WRITTEN EXERCISE
Update the part that opens with the line containing "svg-text:Basic Diamond: Basic" and closes with the line containing "basic square shape (129, 11, 149, 32)" by replacing each "SV1" with "SV2" and leaving everything else unchanged. Return only those lines.

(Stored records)

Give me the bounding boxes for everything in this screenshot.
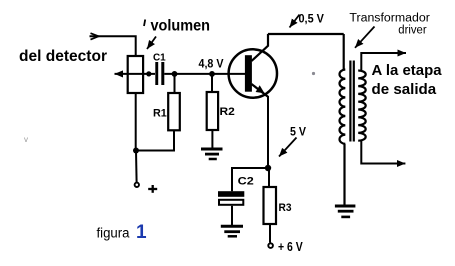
label "volumen" with apostrophe <box>144 18 210 35</box>
transformer secondary winding <box>358 71 366 141</box>
label "del detector" <box>19 48 107 65</box>
svg-text:figura: figura <box>97 226 130 241</box>
label 5 V <box>290 126 306 138</box>
capacitor C2 label <box>238 176 254 188</box>
stray mark v <box>24 135 28 144</box>
arrow 0,5V pointing to wire <box>290 15 300 28</box>
terminal open circle +6V <box>268 243 273 248</box>
wire secondary bottom output with arrow <box>361 141 405 164</box>
svg-text:C1: C1 <box>153 52 166 64</box>
wire R1 bottom to junction <box>136 130 174 150</box>
transistor Q1 circle <box>229 49 277 97</box>
potentiometer wiper arrow (points left) <box>115 73 156 75</box>
wire junction down to + terminal <box>135 151 138 183</box>
wire node to C2 branch <box>232 168 268 191</box>
label figura 1 <box>97 222 148 243</box>
wire emitter down to 5V node <box>267 96 269 168</box>
svg-text:del detector: del detector <box>19 48 107 65</box>
svg-text:A la etapa: A la etapa <box>372 63 443 79</box>
resistor R1 body <box>168 93 180 130</box>
capacitor C2 plates (electrolytic) <box>218 191 244 205</box>
node junction dot 4,8V (R2 top) <box>209 71 215 77</box>
resistor R2 top lead <box>211 74 213 92</box>
wire pot bottom lead <box>135 93 137 151</box>
svg-text:1: 1 <box>136 222 147 243</box>
node junction dot left of C1 <box>146 71 151 76</box>
capacitor C1 plates <box>155 62 164 85</box>
svg-text:R2: R2 <box>220 106 235 118</box>
resistor R3 label <box>279 202 292 214</box>
wire primary bottom lead to ground <box>343 144 345 205</box>
ground under R2 <box>201 149 223 159</box>
resistor R2 body <box>207 92 218 130</box>
speck noise <box>312 72 315 75</box>
svg-text:R1: R1 <box>153 108 167 120</box>
transistor collector line up <box>252 34 269 61</box>
wire input horizontal + down to potentiometer top <box>90 36 136 56</box>
transformer core lines <box>350 61 353 142</box>
svg-text:+ 6 V: + 6 V <box>278 240 303 254</box>
transistor base bar <box>245 55 252 91</box>
wire collector top horizontal to transformer <box>268 33 344 35</box>
svg-text:4,8 V: 4,8 V <box>199 58 224 70</box>
capacitor C1 label <box>153 52 166 64</box>
svg-text:5 V: 5 V <box>290 126 306 138</box>
svg-text:0,5 V: 0,5 V <box>299 14 325 26</box>
transistor emitter line with arrow <box>252 84 269 97</box>
label A la etapa de salida <box>372 63 443 98</box>
svg-text:Transformador: Transformador <box>349 12 430 24</box>
potentiometer body <box>128 56 143 93</box>
wire node down to R3 <box>268 168 270 187</box>
resistor R3 body <box>264 187 277 224</box>
wire R3 bottom lead <box>269 224 271 243</box>
transformer primary winding <box>340 70 346 144</box>
resistor R1 label <box>153 108 167 120</box>
plus sign at terminal <box>148 185 157 193</box>
svg-text:de salida: de salida <box>372 82 438 98</box>
wire C2 bottom lead <box>231 206 233 225</box>
svg-text:C2: C2 <box>238 176 254 188</box>
ground under transformer <box>335 206 356 217</box>
node junction dot bottom (pot/R1) <box>133 148 139 154</box>
terminal open circle + <box>135 183 139 187</box>
resistor R2 label <box>220 106 235 118</box>
arrow Transformador to transformer <box>355 27 375 48</box>
input open arrowhead (from detector) <box>91 33 99 39</box>
arrow 5V to emitter node <box>279 138 297 157</box>
label 4,8 V <box>199 58 224 70</box>
ground under C2 <box>221 226 243 236</box>
node junction dot right of C1 (R1 top) <box>172 71 178 77</box>
wire R2 bottom lead <box>211 130 213 148</box>
svg-text:volumen: volumen <box>151 18 211 35</box>
svg-text:driver: driver <box>398 24 426 36</box>
svg-text:R3: R3 <box>279 202 292 214</box>
label + 6 V <box>278 240 303 254</box>
resistor R1 top lead <box>174 74 176 93</box>
transformer T1 primary top lead <box>343 34 345 70</box>
wire secondary top output with arrow <box>361 53 406 71</box>
wire C1 right to transistor base (through nodes) <box>164 73 245 75</box>
arrow from volumen to potentiometer <box>147 37 156 50</box>
svg-text:v: v <box>24 135 28 144</box>
node junction dot 5V (emitter/C2/R3) <box>265 165 271 171</box>
label 0,5 V <box>299 14 325 26</box>
label Transformador driver <box>349 12 430 36</box>
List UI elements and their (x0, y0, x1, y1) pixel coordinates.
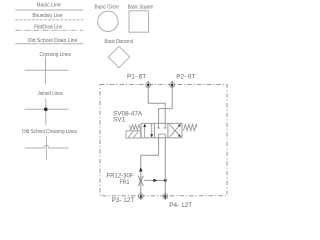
svg-text:Basic Diamond: Basic Diamond (105, 39, 134, 45)
svg-text:P4- 12T: P4- 12T (169, 202, 192, 209)
svg-text:Old School Crossing Lines: Old School Crossing Lines (22, 129, 77, 135)
boundary box (dash-dot manifold outline) (100, 85, 227, 196)
valve SV1 right spring (184, 124, 198, 130)
svg-text:Old School Drain Line: Old School Drain Line (28, 38, 78, 44)
joined lines junction dot (44, 108, 48, 112)
basic circle shape (98, 11, 118, 31)
svg-text:P1- 6T: P1- 6T (127, 74, 146, 81)
valve SV1 body (141, 123, 182, 137)
valve SV1 solenoid box (126, 131, 141, 138)
svg-text:Boundary Line: Boundary Line (33, 13, 63, 19)
basic line sample (15, 9, 83, 11)
valve SV1 left spring (129, 125, 140, 130)
joined lines symbol (25, 98, 69, 124)
wire P2 to valve port A (159, 87, 173, 123)
junction dot (164, 179, 167, 182)
wire valve port to P4 (164, 138, 166, 193)
pilot arrow right (153, 179, 157, 182)
svg-text:Basic Circle: Basic Circle (95, 5, 120, 11)
svg-text:Basic Square: Basic Square (128, 5, 154, 11)
svg-text:Joined Lines: Joined Lines (38, 91, 64, 97)
port P3 (138, 192, 143, 200)
svg-text:Basic Line: Basic Line (37, 2, 61, 8)
wire valve port to FR1 (left drop with jog) (141, 138, 159, 193)
valve SV1 left position arrows (143, 124, 153, 138)
basic square shape (129, 11, 149, 32)
wire P1 to valve port B (148, 87, 165, 123)
crossing lines symbol (25, 57, 69, 85)
svg-text:Crossing Lines: Crossing Lines (40, 52, 72, 58)
old school drain line sample (15, 43, 83, 45)
port P1 (146, 81, 151, 89)
flow direction arrow up (139, 167, 142, 171)
basic diamond shape (108, 46, 129, 67)
flow regulator FR1 orifice arcs (138, 176, 144, 186)
pilot/drain line sample (15, 29, 83, 31)
valve SV1 center position blocked ports and bracket (157, 123, 167, 137)
svg-text:FR1: FR1 (120, 179, 130, 186)
pilot line FR1 to P4 branch with arrow (144, 179, 166, 181)
boundary line sample (15, 19, 83, 21)
port P2 (170, 81, 175, 89)
old school crossing lines symbol (25, 136, 69, 160)
svg-text:P2- 6T: P2- 6T (176, 74, 195, 81)
valve SV1 right position crossed arrows (170, 124, 181, 137)
port P4 (163, 192, 168, 200)
svg-text:SV1: SV1 (113, 117, 126, 124)
svg-text:P3- 12T: P3- 12T (112, 197, 135, 204)
svg-text:Pilot/Drain Line: Pilot/Drain Line (34, 25, 62, 31)
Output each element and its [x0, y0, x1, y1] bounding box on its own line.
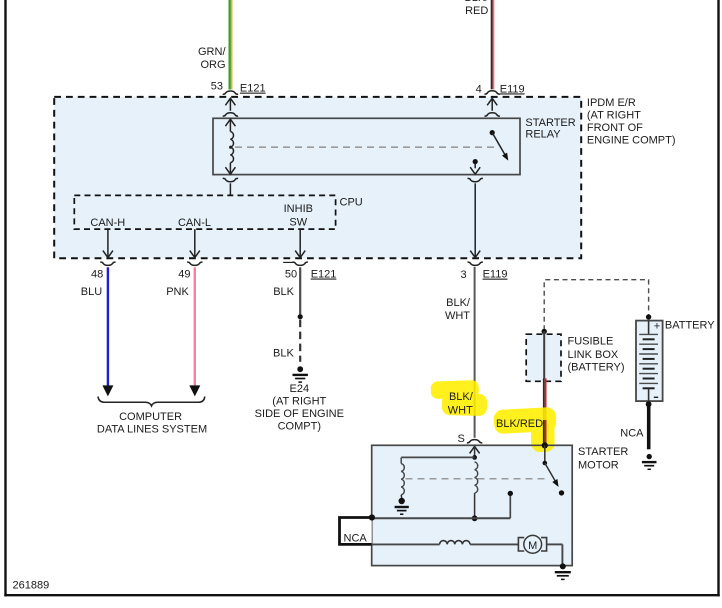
relay output wire to pin 3	[468, 178, 483, 257]
label NCA battery	[620, 427, 644, 439]
connector pin 4 E119	[476, 83, 525, 95]
wire solenoid top link	[401, 456, 474, 458]
svg-text:E121: E121	[240, 83, 266, 95]
svg-text:BLK/: BLK/	[446, 297, 471, 309]
motor M1	[518, 535, 546, 553]
wire BLK/WHT pin 3 to starter S	[474, 267, 476, 438]
wire BLK/RED pin 4	[491, 0, 495, 89]
CPU output arrow CAN-L	[190, 229, 200, 258]
label STARTER RELAY	[525, 117, 575, 140]
label BLU	[81, 286, 102, 298]
svg-text:CAN-H: CAN-H	[90, 217, 125, 229]
junction battery negative	[646, 401, 652, 407]
svg-text:NCA: NCA	[344, 532, 368, 544]
CPU output arrow INHIB SW	[295, 229, 305, 258]
fusible link box	[526, 334, 561, 381]
svg-text:49: 49	[178, 268, 190, 280]
ground E24	[293, 366, 308, 382]
wire BLK/RED fusible to starter	[543, 378, 547, 445]
svg-text:RED: RED	[465, 5, 488, 17]
wire fusible link	[543, 331, 545, 378]
label INHIB SW	[284, 203, 313, 229]
svg-text:ENGINE COMPT): ENGINE COMPT)	[587, 135, 676, 147]
label BLK/WHT highlighted	[448, 391, 474, 416]
CPU output arrow CAN-H	[103, 229, 113, 258]
svg-text:(AT RIGHT: (AT RIGHT	[272, 396, 326, 408]
pin 4 entry arrow	[485, 98, 500, 116]
highlight yellow BLK/WHT	[431, 380, 488, 416]
terminal S connector	[458, 433, 483, 445]
svg-text:COMPT): COMPT)	[278, 421, 321, 433]
wire PNK pin 49	[189, 267, 200, 396]
label BLK/RED highlighted	[496, 418, 543, 430]
svg-text:BLK/: BLK/	[464, 0, 489, 4]
svg-text:(AT RIGHT: (AT RIGHT	[587, 109, 641, 121]
svg-text:BLK: BLK	[273, 286, 294, 298]
wire motor bus	[372, 543, 440, 545]
splice junction on BLK	[298, 314, 303, 319]
NCA box	[340, 518, 372, 545]
label COMPUTER DATA LINES SYSTEM	[97, 411, 207, 436]
border frame right	[717, 0, 719, 596]
svg-text:4: 4	[476, 83, 482, 95]
connector pin 48 E121	[91, 262, 116, 280]
pull-in coil	[475, 462, 478, 516]
svg-text:53: 53	[211, 80, 223, 92]
starter relay box	[213, 118, 520, 174]
diagram id 261889	[13, 579, 50, 591]
border frame left	[4, 0, 6, 596]
starter actuation dashed line	[406, 478, 546, 480]
label CAN-L	[178, 217, 211, 229]
svg-text:BLU: BLU	[81, 286, 102, 298]
starter S terminal arrow	[470, 446, 480, 456]
svg-text:IPDM E/R: IPDM E/R	[587, 97, 636, 109]
svg-text:BLK/RED: BLK/RED	[496, 418, 543, 430]
hold-in coil	[401, 457, 404, 498]
svg-text:E119: E119	[483, 269, 508, 281]
wire BLK dashed to E24	[299, 320, 301, 362]
svg-text:48: 48	[91, 268, 103, 280]
wire inductor to motor	[470, 543, 518, 545]
svg-text:E119: E119	[500, 83, 525, 95]
relay actuation dashed line	[235, 146, 497, 148]
dashed wire battery positive link	[544, 280, 648, 331]
wire solenoid bus	[373, 496, 511, 519]
svg-text:WHT: WHT	[448, 404, 473, 416]
label STARTER MOTOR	[578, 446, 628, 472]
IPDM E/R module box	[54, 97, 581, 258]
svg-text:WHT: WHT	[445, 310, 470, 322]
svg-text:GRN/: GRN/	[198, 46, 226, 58]
contact main switch lower	[508, 491, 513, 496]
starter motor box	[372, 445, 573, 565]
svg-text:STARTER: STARTER	[578, 446, 628, 458]
svg-text:PNK: PNK	[166, 286, 189, 298]
brace computer data lines	[98, 397, 205, 406]
svg-text:CAN-L: CAN-L	[178, 217, 211, 229]
label FUSIBLE LINK BOX (BATTERY)	[568, 336, 625, 374]
relay output connector to CPU	[223, 178, 238, 195]
label BLK/RED top	[464, 0, 489, 17]
CPU box	[74, 195, 362, 229]
relay switch	[470, 130, 508, 174]
ground starter motor	[555, 563, 571, 579]
label GRN/ORG	[198, 46, 226, 71]
svg-text:STARTER: STARTER	[525, 117, 575, 129]
svg-text:CPU: CPU	[340, 196, 363, 208]
wire motor to ground	[547, 544, 563, 565]
svg-text:S: S	[458, 433, 465, 445]
svg-text:DATA LINES SYSTEM: DATA LINES SYSTEM	[97, 423, 207, 435]
svg-text:FUSIBLE: FUSIBLE	[568, 336, 614, 348]
label PNK	[166, 286, 189, 298]
connector pin 49 E121	[178, 262, 202, 280]
ground hold-in coil	[395, 498, 409, 514]
connector pin 50 E121	[283, 262, 336, 280]
svg-text:BLK/: BLK/	[449, 391, 474, 403]
wire BLU pin 48	[102, 267, 113, 396]
connector pin 3 E119	[460, 262, 507, 281]
svg-text:M: M	[528, 540, 537, 552]
svg-text:261889: 261889	[13, 579, 50, 591]
label E24	[255, 383, 344, 433]
svg-text:ORG: ORG	[200, 59, 225, 71]
svg-text:+: +	[654, 320, 660, 332]
svg-text:3: 3	[460, 269, 466, 281]
junction solenoid top	[472, 455, 477, 460]
label IPDM E/R	[587, 97, 676, 147]
relay coil	[225, 119, 235, 174]
svg-text:RELAY: RELAY	[525, 128, 561, 140]
svg-text:(BATTERY): (BATTERY)	[568, 361, 625, 373]
wire GRN/ORG pin 53	[229, 0, 233, 90]
pin 53 entry arrow	[223, 98, 238, 116]
label BLK lower	[273, 347, 294, 359]
border frame bottom	[4, 594, 719, 596]
svg-text:50: 50	[285, 268, 297, 280]
battery	[636, 320, 663, 401]
connector pin 53 E121	[211, 80, 266, 94]
label CAN-H	[90, 217, 125, 229]
junction NCA box top	[369, 514, 375, 520]
svg-text:LINK BOX: LINK BOX	[568, 349, 619, 361]
svg-text:SW: SW	[289, 216, 307, 228]
junction pull-in coil bottom	[472, 515, 478, 521]
starter switch	[543, 445, 565, 495]
label BLK/WHT upper	[445, 297, 471, 322]
svg-text:COMPUTER: COMPUTER	[119, 411, 182, 423]
junction BLK/RED at starter box	[542, 442, 548, 448]
svg-text:SIDE OF ENGINE: SIDE OF ENGINE	[255, 408, 344, 420]
label BATTERY	[665, 320, 715, 332]
junction battery positive	[646, 314, 651, 319]
ground battery negative	[642, 454, 657, 469]
svg-text:BATTERY: BATTERY	[665, 320, 715, 332]
svg-text:FRONT OF: FRONT OF	[587, 122, 643, 134]
junction fusible link top	[542, 329, 547, 334]
svg-text:BLK: BLK	[273, 347, 294, 359]
svg-text:E121: E121	[311, 269, 337, 281]
svg-text:NCA: NCA	[620, 427, 644, 439]
svg-text:MOTOR: MOTOR	[578, 460, 619, 472]
highlight yellow BLK/RED	[493, 407, 556, 452]
svg-text:INHIB: INHIB	[284, 203, 313, 215]
wire BLK pin 50	[299, 267, 301, 314]
svg-text:E24: E24	[290, 383, 310, 395]
armature inductor	[440, 541, 470, 545]
wire battery negative NCA	[647, 406, 651, 449]
label BLK upper	[273, 286, 294, 298]
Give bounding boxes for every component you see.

WRITTEN ANSWER
svg-text:Basic Diamond: Basic Diamond (105, 39, 134, 45)
svg-text:P4- 12T: P4- 12T (169, 202, 192, 209)
svg-text:Old School Crossing Lines: Old School Crossing Lines (22, 129, 77, 135)
boundary box (dash-dot manifold outline) (100, 85, 227, 196)
valve SV2 right spring (184, 124, 198, 130)
svg-text:Old School Drain Line: Old School Drain Line (28, 38, 78, 44)
joined lines junction dot (44, 108, 48, 112)
basic circle shape (98, 11, 118, 31)
svg-text:P1- 6T: P1- 6T (127, 74, 146, 81)
valve SV2 body (141, 123, 182, 137)
valve SV2 solenoid box (126, 131, 141, 138)
svg-text:Boundary Line: Boundary Line (33, 13, 63, 19)
basic line sample (15, 9, 83, 11)
valve SV2 left spring (129, 125, 140, 130)
joined lines symbol (25, 98, 69, 124)
wire P2 to valve port A (159, 87, 173, 123)
junction dot (164, 179, 167, 182)
wire valve port to P4 (164, 138, 166, 193)
pilot arrow right (153, 179, 157, 182)
svg-text:Basic Circle: Basic Circle (95, 5, 120, 11)
svg-text:Basic Square: Basic Square (128, 5, 154, 11)
svg-text:Joined Lines: Joined Lines (38, 91, 64, 97)
port P3 (138, 192, 143, 200)
svg-text:Basic Line: Basic Line (37, 2, 61, 8)
wire valve port to FR1 (left drop with jog) (141, 138, 159, 193)
valve SV2 left position arrows (143, 124, 153, 138)
basic square shape (129, 11, 149, 32)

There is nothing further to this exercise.